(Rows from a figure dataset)

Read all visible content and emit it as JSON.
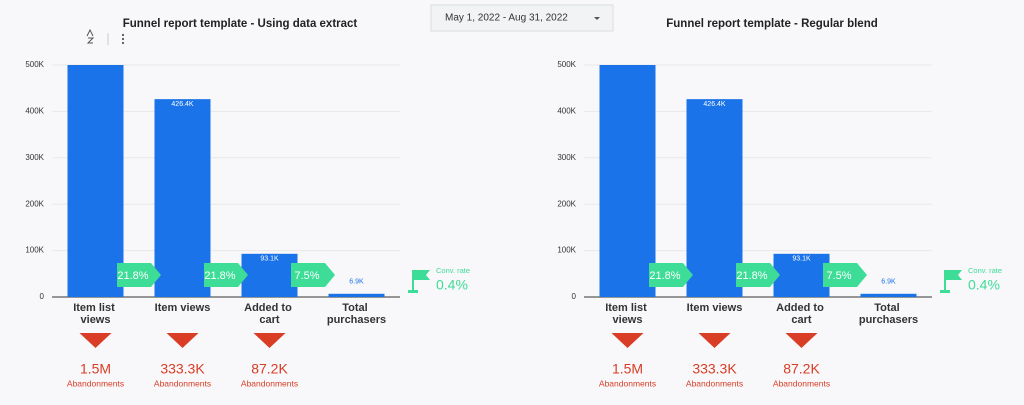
{
  "date_range": "May 1, 2022 - Aug 31, 2022",
  "chart_data": [
    {
      "type": "funnel",
      "title": "Funnel report template - Using data extract",
      "categories": [
        "Item list views",
        "Item views",
        "Added to cart",
        "Total purchasers"
      ],
      "values": [
        500000,
        426400,
        93100,
        6900
      ],
      "value_labels": [
        null,
        "426.4K",
        "93.1K",
        "6.9K"
      ],
      "color": "#1a73e8",
      "ylim": [
        0,
        500000
      ],
      "yticks": [
        0,
        {
          "value": 100000,
          "label": "100K"
        },
        {
          "value": 200000,
          "label": "200K"
        },
        {
          "value": 300000,
          "label": "300K"
        },
        {
          "value": 400000,
          "label": "400K"
        },
        {
          "value": 500000,
          "label": "500K"
        }
      ],
      "grid": true,
      "step_rates": {
        "values": [
          21.8,
          21.8,
          7.5
        ],
        "value_labels": [
          "21.8%",
          "21.8%",
          "7.5%"
        ],
        "color": "#3ddc97"
      },
      "conversion_rate": {
        "label": "Conv. rate",
        "value": 0.4,
        "value_label": "0.4%"
      },
      "abandonments": {
        "label": "Abandonments",
        "values": [
          1500000,
          333300,
          87200
        ],
        "value_labels": [
          "1.5M",
          "333.3K",
          "87.2K"
        ],
        "color": "#d93d25"
      }
    },
    {
      "type": "funnel",
      "title": "Funnel report template - Regular blend",
      "categories": [
        "Item list views",
        "Item views",
        "Added to cart",
        "Total purchasers"
      ],
      "values": [
        500000,
        426400,
        93100,
        6900
      ],
      "value_labels": [
        null,
        "426.4K",
        "93.1K",
        "6.9K"
      ],
      "color": "#1a73e8",
      "ylim": [
        0,
        500000
      ],
      "yticks": [
        0,
        {
          "value": 100000,
          "label": "100K"
        },
        {
          "value": 200000,
          "label": "200K"
        },
        {
          "value": 300000,
          "label": "300K"
        },
        {
          "value": 400000,
          "label": "400K"
        },
        {
          "value": 500000,
          "label": "500K"
        }
      ],
      "grid": true,
      "step_rates": {
        "values": [
          21.8,
          21.8,
          7.5
        ],
        "value_labels": [
          "21.8%",
          "21.8%",
          "7.5%"
        ],
        "color": "#3ddc97"
      },
      "conversion_rate": {
        "label": "Conv. rate",
        "value": 0.4,
        "value_label": "0.4%"
      },
      "abandonments": {
        "label": "Abandonments",
        "values": [
          1500000,
          333300,
          87200
        ],
        "value_labels": [
          "1.5M",
          "333.3K",
          "87.2K"
        ],
        "color": "#d93d25"
      }
    }
  ]
}
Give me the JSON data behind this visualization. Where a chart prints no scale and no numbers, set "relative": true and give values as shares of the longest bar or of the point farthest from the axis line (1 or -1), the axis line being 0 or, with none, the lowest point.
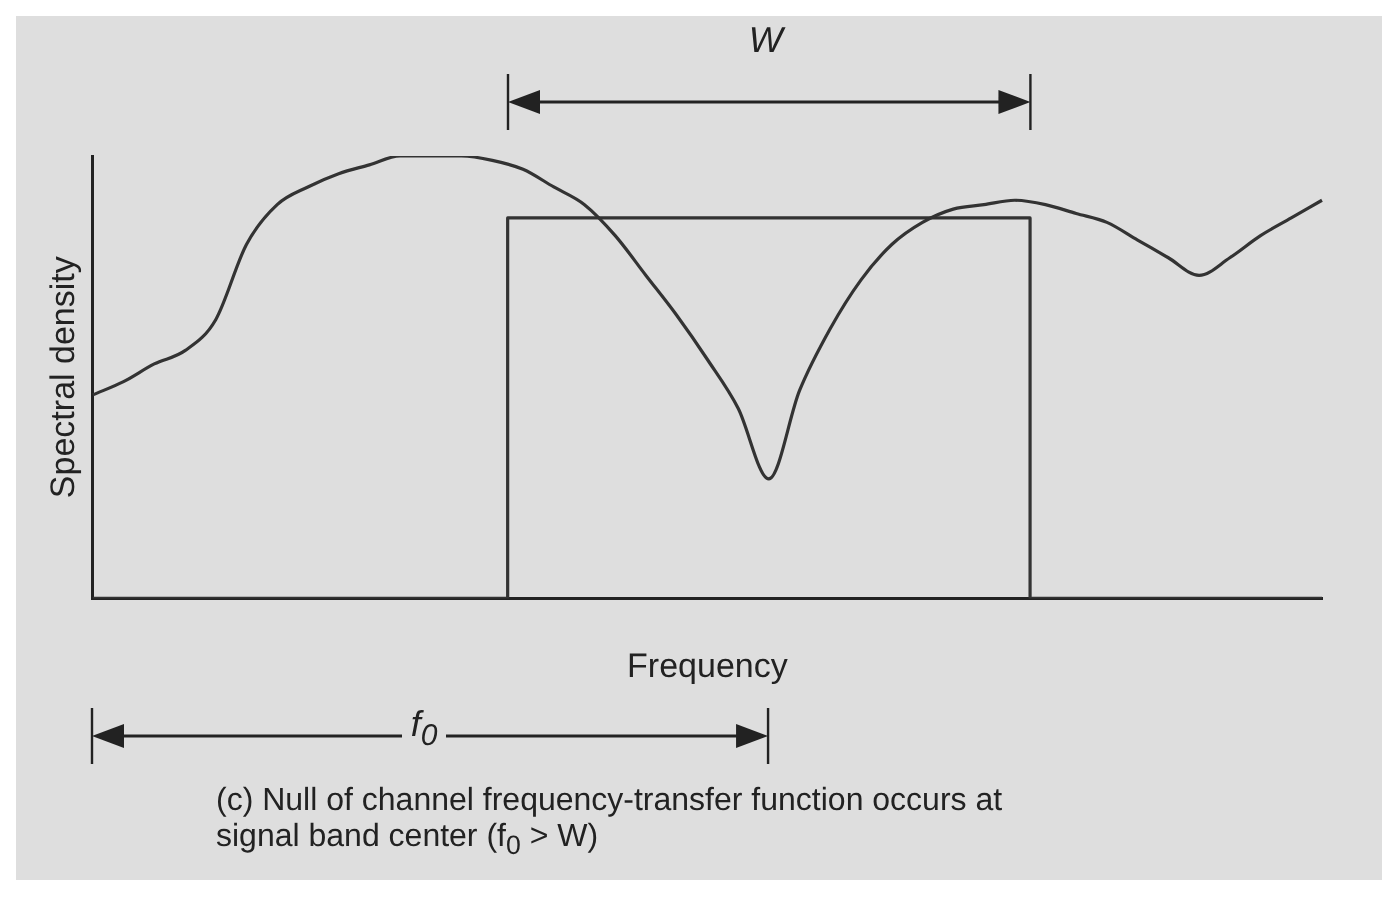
{
  "chart_data": {
    "type": "line",
    "relative": true,
    "xlabel": "Frequency",
    "ylabel": "Spectral density",
    "grid": false,
    "legend": false,
    "marker": "none",
    "line_style": "solid",
    "categories": [
      null,
      null,
      null,
      null,
      null,
      null,
      null,
      null,
      null,
      null,
      null,
      null,
      null,
      null,
      null,
      null,
      null,
      null,
      null,
      null,
      null,
      null,
      null,
      null,
      null,
      null,
      null,
      null,
      null,
      null,
      null,
      null,
      null,
      null,
      null,
      null,
      null,
      null,
      null,
      null,
      null
    ],
    "series": [
      {
        "color": "#333333",
        "values": [
          0.46,
          0.49,
          0.53,
          0.56,
          0.63,
          0.8,
          0.89,
          0.93,
          0.96,
          0.98,
          1,
          1,
          1,
          0.99,
          0.97,
          0.93,
          0.89,
          0.82,
          0.73,
          0.64,
          0.54,
          0.43,
          0.27,
          0.47,
          0.61,
          0.72,
          0.8,
          0.85,
          0.88,
          0.89,
          0.9,
          0.89,
          0.87,
          0.85,
          0.81,
          0.77,
          0.73,
          0.77,
          0.82,
          0.86,
          0.9
        ]
      },
      {
        "type": "step",
        "color": "#333333",
        "values": [
          0,
          0,
          0,
          0,
          0,
          0,
          0,
          0,
          0,
          0,
          0,
          0,
          0,
          0,
          0.86,
          0.86,
          0.86,
          0.86,
          0.86,
          0.86,
          0.86,
          0.86,
          0.86,
          0.86,
          0.86,
          0.86,
          0.86,
          0.86,
          0.86,
          0.86,
          0.86,
          0,
          0,
          0,
          0,
          0,
          0,
          0,
          0,
          0,
          0
        ]
      }
    ],
    "annotations": [
      "W",
      "f$_{0}$",
      "(c) Null of channel frequency-transfer function occurs at signal band center (f$_{0}$ > W)"
    ]
  }
}
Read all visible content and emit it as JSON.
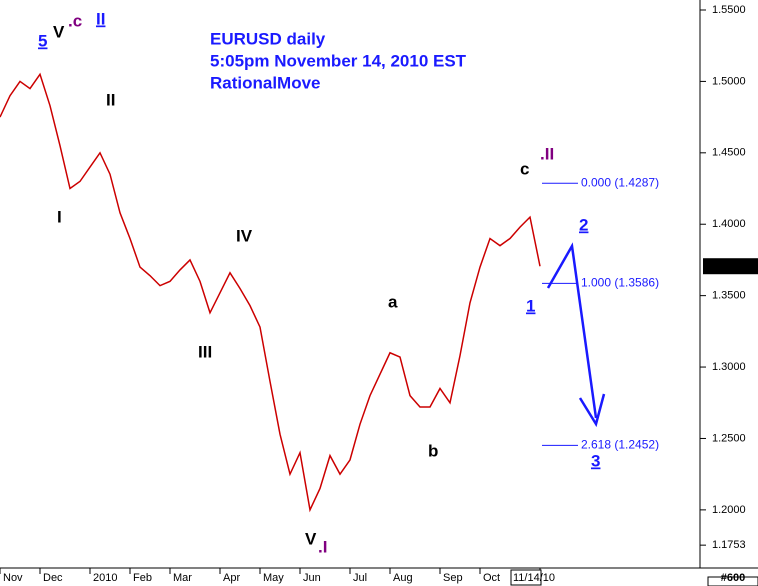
{
  "chart_data": {
    "type": "line",
    "title": [
      "EURUSD daily",
      "5:05pm November 14, 2010 EST",
      "RationalMove"
    ],
    "categories": [
      "Nov",
      null,
      null,
      null,
      "Dec",
      null,
      null,
      null,
      null,
      "2010",
      null,
      null,
      null,
      "Feb",
      null,
      null,
      null,
      "Mar",
      null,
      null,
      null,
      null,
      "Apr",
      null,
      null,
      null,
      "May",
      null,
      null,
      null,
      "Jun",
      null,
      null,
      null,
      null,
      "Jul",
      null,
      null,
      null,
      "Aug",
      null,
      null,
      null,
      null,
      "Sep",
      null,
      null,
      null,
      "Oct",
      null,
      null,
      null,
      null,
      null,
      "11/14/10"
    ],
    "values": [
      1.475,
      1.49,
      1.5,
      1.495,
      1.505,
      1.483,
      1.455,
      1.425,
      1.43,
      1.44,
      1.45,
      1.435,
      1.408,
      1.39,
      1.37,
      1.364,
      1.357,
      1.36,
      1.368,
      1.375,
      1.36,
      1.338,
      1.352,
      1.366,
      1.355,
      1.343,
      1.328,
      1.29,
      1.253,
      1.225,
      1.24,
      1.2,
      1.215,
      1.238,
      1.225,
      1.235,
      1.26,
      1.28,
      1.295,
      1.31,
      1.307,
      1.28,
      1.272,
      1.272,
      1.285,
      1.275,
      1.308,
      1.345,
      1.37,
      1.39,
      1.385,
      1.39,
      1.398,
      1.405,
      1.3706
    ],
    "color": "#cc0000",
    "ylim": [
      1.16,
      1.557
    ],
    "yticks": [
      {
        "value": 1.55,
        "label": "1.5500"
      },
      {
        "value": 1.5,
        "label": "1.5000"
      },
      {
        "value": 1.45,
        "label": "1.4500"
      },
      {
        "value": 1.4,
        "label": "1.4000"
      },
      {
        "value": 1.35,
        "label": "1.3500"
      },
      {
        "value": 1.3,
        "label": "1.3000"
      },
      {
        "value": 1.25,
        "label": "1.2500"
      },
      {
        "value": 1.2,
        "label": "1.2000"
      },
      1.1753
    ],
    "fib_levels": [
      {
        "price": 1.4287,
        "label": "0.000 (1.4287)"
      },
      {
        "price": 1.3586,
        "label": "1.000 (1.3586)"
      },
      {
        "price": 1.2452,
        "label": "2.618 (1.2452)"
      }
    ],
    "annotations": [
      "5",
      "V",
      ".c",
      "II",
      "II",
      "I",
      "IV",
      "III",
      "V",
      ".I",
      "a",
      "b",
      "c",
      ".II",
      "1",
      "2",
      "3"
    ],
    "footer_label": "#600"
  }
}
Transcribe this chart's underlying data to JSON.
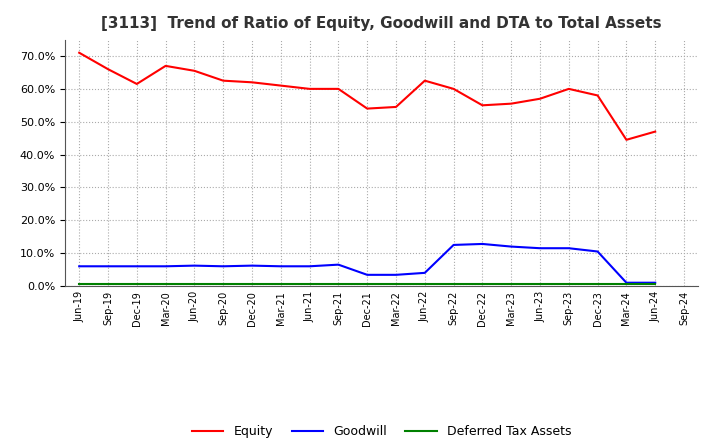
{
  "title": "[3113]  Trend of Ratio of Equity, Goodwill and DTA to Total Assets",
  "x_labels": [
    "Jun-19",
    "Sep-19",
    "Dec-19",
    "Mar-20",
    "Jun-20",
    "Sep-20",
    "Dec-20",
    "Mar-21",
    "Jun-21",
    "Sep-21",
    "Dec-21",
    "Mar-22",
    "Jun-22",
    "Sep-22",
    "Dec-22",
    "Mar-23",
    "Jun-23",
    "Sep-23",
    "Dec-23",
    "Mar-24",
    "Jun-24",
    "Sep-24"
  ],
  "equity": [
    0.71,
    0.66,
    0.615,
    0.67,
    0.655,
    0.625,
    0.62,
    0.61,
    0.6,
    0.6,
    0.54,
    0.545,
    0.625,
    0.6,
    0.55,
    0.555,
    0.57,
    0.6,
    0.58,
    0.445,
    0.47,
    null
  ],
  "goodwill": [
    0.06,
    0.06,
    0.06,
    0.06,
    0.062,
    0.06,
    0.062,
    0.06,
    0.06,
    0.065,
    0.034,
    0.034,
    0.04,
    0.125,
    0.128,
    0.12,
    0.115,
    0.115,
    0.105,
    0.01,
    0.01,
    null
  ],
  "dta": [
    0.005,
    0.005,
    0.005,
    0.005,
    0.005,
    0.005,
    0.005,
    0.005,
    0.005,
    0.005,
    0.005,
    0.005,
    0.005,
    0.005,
    0.005,
    0.005,
    0.005,
    0.005,
    0.005,
    0.005,
    0.005,
    null
  ],
  "equity_color": "#FF0000",
  "goodwill_color": "#0000FF",
  "dta_color": "#008000",
  "ylim": [
    0.0,
    0.75
  ],
  "yticks": [
    0.0,
    0.1,
    0.2,
    0.3,
    0.4,
    0.5,
    0.6,
    0.7
  ],
  "background_color": "#FFFFFF",
  "grid_color": "#AAAAAA",
  "title_fontsize": 11,
  "legend_fontsize": 9
}
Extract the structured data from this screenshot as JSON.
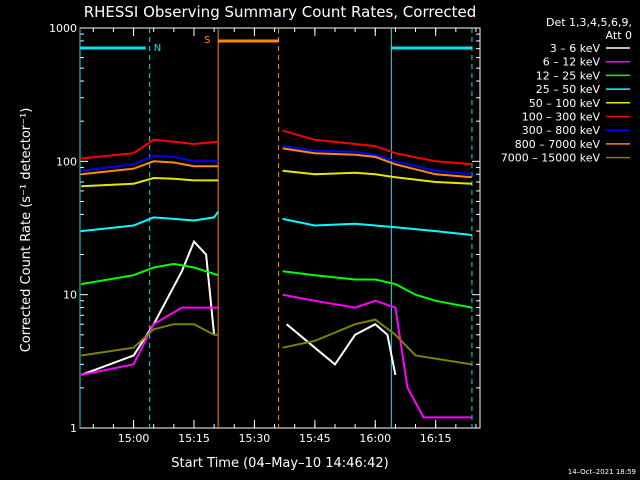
{
  "chart_data": {
    "type": "line",
    "title": "RHESSI Observing Summary Count Rates, Corrected",
    "xlabel": "Start Time (04–May–10 14:46:42)",
    "ylabel": "Corrected Count Rate (s⁻¹ detector⁻¹)",
    "yscale": "log",
    "ylim": [
      1,
      1000
    ],
    "xlim": [
      "14:46:42",
      "16:26:00"
    ],
    "y_ticks": [
      "1",
      "10",
      "100",
      "1000"
    ],
    "x_ticks": [
      "15:00",
      "15:15",
      "15:30",
      "15:45",
      "16:00",
      "16:15"
    ],
    "legend_header": [
      "Det 1,3,4,5,6,9,",
      "Att 0"
    ],
    "legend_position": "right",
    "footer": "14–Oct–2021 18:59",
    "flags": [
      {
        "label": "N",
        "color": "#00e5ee"
      },
      {
        "label": "S",
        "color": "#ff8c00"
      }
    ],
    "gap": {
      "start": "15:22",
      "end": "15:37"
    },
    "markers": [
      {
        "time": "14:46:42",
        "color": "#00e5ee",
        "style": "solid"
      },
      {
        "time": "15:04",
        "color": "#00e5ee",
        "style": "dashed"
      },
      {
        "time": "15:21",
        "color": "#ff8c00",
        "style": "solid"
      },
      {
        "time": "15:36",
        "color": "#ff8c00",
        "style": "dashed"
      },
      {
        "time": "16:04",
        "color": "#00e5ee",
        "style": "solid"
      },
      {
        "time": "16:24",
        "color": "#00e5ee",
        "style": "dashed"
      }
    ],
    "series": [
      {
        "name": "3 – 6 keV",
        "color": "#ffffff",
        "points": [
          [
            "14:47",
            2.5
          ],
          [
            "15:00",
            3.5
          ],
          [
            "15:05",
            6
          ],
          [
            "15:12",
            15
          ],
          [
            "15:15",
            25
          ],
          [
            "15:18",
            20
          ],
          [
            "15:20",
            5
          ],
          [
            "15:38",
            6
          ],
          [
            "15:45",
            4
          ],
          [
            "15:50",
            3
          ],
          [
            "15:55",
            5
          ],
          [
            "16:00",
            6
          ],
          [
            "16:03",
            5
          ],
          [
            "16:05",
            2.5
          ]
        ]
      },
      {
        "name": "6 – 12 keV",
        "color": "#ff00ff",
        "points": [
          [
            "14:47",
            2.5
          ],
          [
            "15:00",
            3
          ],
          [
            "15:05",
            6
          ],
          [
            "15:12",
            8
          ],
          [
            "15:18",
            8
          ],
          [
            "15:21",
            8
          ],
          [
            "15:37",
            10
          ],
          [
            "15:45",
            9
          ],
          [
            "15:55",
            8
          ],
          [
            "16:00",
            9
          ],
          [
            "16:05",
            8
          ],
          [
            "16:08",
            2
          ],
          [
            "16:12",
            1.2
          ],
          [
            "16:24",
            1.2
          ]
        ]
      },
      {
        "name": "12 – 25 keV",
        "color": "#00ff00",
        "points": [
          [
            "14:47",
            12
          ],
          [
            "15:00",
            14
          ],
          [
            "15:05",
            16
          ],
          [
            "15:10",
            17
          ],
          [
            "15:15",
            16
          ],
          [
            "15:21",
            14
          ],
          [
            "15:37",
            15
          ],
          [
            "15:45",
            14
          ],
          [
            "15:55",
            13
          ],
          [
            "16:00",
            13
          ],
          [
            "16:05",
            12
          ],
          [
            "16:10",
            10
          ],
          [
            "16:15",
            9
          ],
          [
            "16:24",
            8
          ]
        ]
      },
      {
        "name": "25 – 50 keV",
        "color": "#00ffff",
        "points": [
          [
            "14:47",
            30
          ],
          [
            "15:00",
            33
          ],
          [
            "15:05",
            38
          ],
          [
            "15:10",
            37
          ],
          [
            "15:15",
            36
          ],
          [
            "15:20",
            38
          ],
          [
            "15:21",
            42
          ],
          [
            "15:37",
            37
          ],
          [
            "15:45",
            33
          ],
          [
            "15:55",
            34
          ],
          [
            "16:00",
            33
          ],
          [
            "16:05",
            32
          ],
          [
            "16:15",
            30
          ],
          [
            "16:24",
            28
          ]
        ]
      },
      {
        "name": "50 – 100 keV",
        "color": "#e6e600",
        "points": [
          [
            "14:47",
            65
          ],
          [
            "15:00",
            68
          ],
          [
            "15:05",
            75
          ],
          [
            "15:10",
            74
          ],
          [
            "15:15",
            72
          ],
          [
            "15:21",
            72
          ],
          [
            "15:37",
            85
          ],
          [
            "15:45",
            80
          ],
          [
            "15:55",
            82
          ],
          [
            "16:00",
            80
          ],
          [
            "16:05",
            76
          ],
          [
            "16:15",
            70
          ],
          [
            "16:24",
            68
          ]
        ]
      },
      {
        "name": "100 – 300 keV",
        "color": "#ff0000",
        "points": [
          [
            "14:47",
            105
          ],
          [
            "15:00",
            115
          ],
          [
            "15:05",
            145
          ],
          [
            "15:10",
            140
          ],
          [
            "15:15",
            135
          ],
          [
            "15:21",
            140
          ],
          [
            "15:37",
            170
          ],
          [
            "15:45",
            145
          ],
          [
            "15:55",
            135
          ],
          [
            "16:00",
            130
          ],
          [
            "16:05",
            115
          ],
          [
            "16:15",
            100
          ],
          [
            "16:24",
            95
          ]
        ]
      },
      {
        "name": "300 – 800 keV",
        "color": "#0000ff",
        "points": [
          [
            "14:47",
            85
          ],
          [
            "15:00",
            95
          ],
          [
            "15:05",
            110
          ],
          [
            "15:10",
            108
          ],
          [
            "15:15",
            100
          ],
          [
            "15:21",
            100
          ],
          [
            "15:37",
            130
          ],
          [
            "15:45",
            120
          ],
          [
            "15:55",
            118
          ],
          [
            "16:00",
            112
          ],
          [
            "16:05",
            100
          ],
          [
            "16:15",
            85
          ],
          [
            "16:24",
            80
          ]
        ]
      },
      {
        "name": "800 – 7000 keV",
        "color": "#ff8c00",
        "points": [
          [
            "14:47",
            80
          ],
          [
            "15:00",
            88
          ],
          [
            "15:05",
            100
          ],
          [
            "15:10",
            98
          ],
          [
            "15:15",
            92
          ],
          [
            "15:21",
            92
          ],
          [
            "15:37",
            125
          ],
          [
            "15:45",
            115
          ],
          [
            "15:55",
            112
          ],
          [
            "16:00",
            108
          ],
          [
            "16:05",
            95
          ],
          [
            "16:15",
            80
          ],
          [
            "16:24",
            76
          ]
        ]
      },
      {
        "name": "7000 – 15000 keV",
        "color": "#808000",
        "points": [
          [
            "14:47",
            3.5
          ],
          [
            "15:00",
            4
          ],
          [
            "15:05",
            5.5
          ],
          [
            "15:10",
            6
          ],
          [
            "15:15",
            6
          ],
          [
            "15:20",
            5
          ],
          [
            "15:21",
            5
          ],
          [
            "15:37",
            4
          ],
          [
            "15:45",
            4.5
          ],
          [
            "15:55",
            6
          ],
          [
            "16:00",
            6.5
          ],
          [
            "16:05",
            5
          ],
          [
            "16:10",
            3.5
          ],
          [
            "16:24",
            3
          ]
        ]
      }
    ]
  }
}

> _Job_
Pick out, from the lines above, every one that contains the string "template".

> _Result_
      "title": "Funnel report template - Using data extract",
      "title": "Funnel report template - Regular blend",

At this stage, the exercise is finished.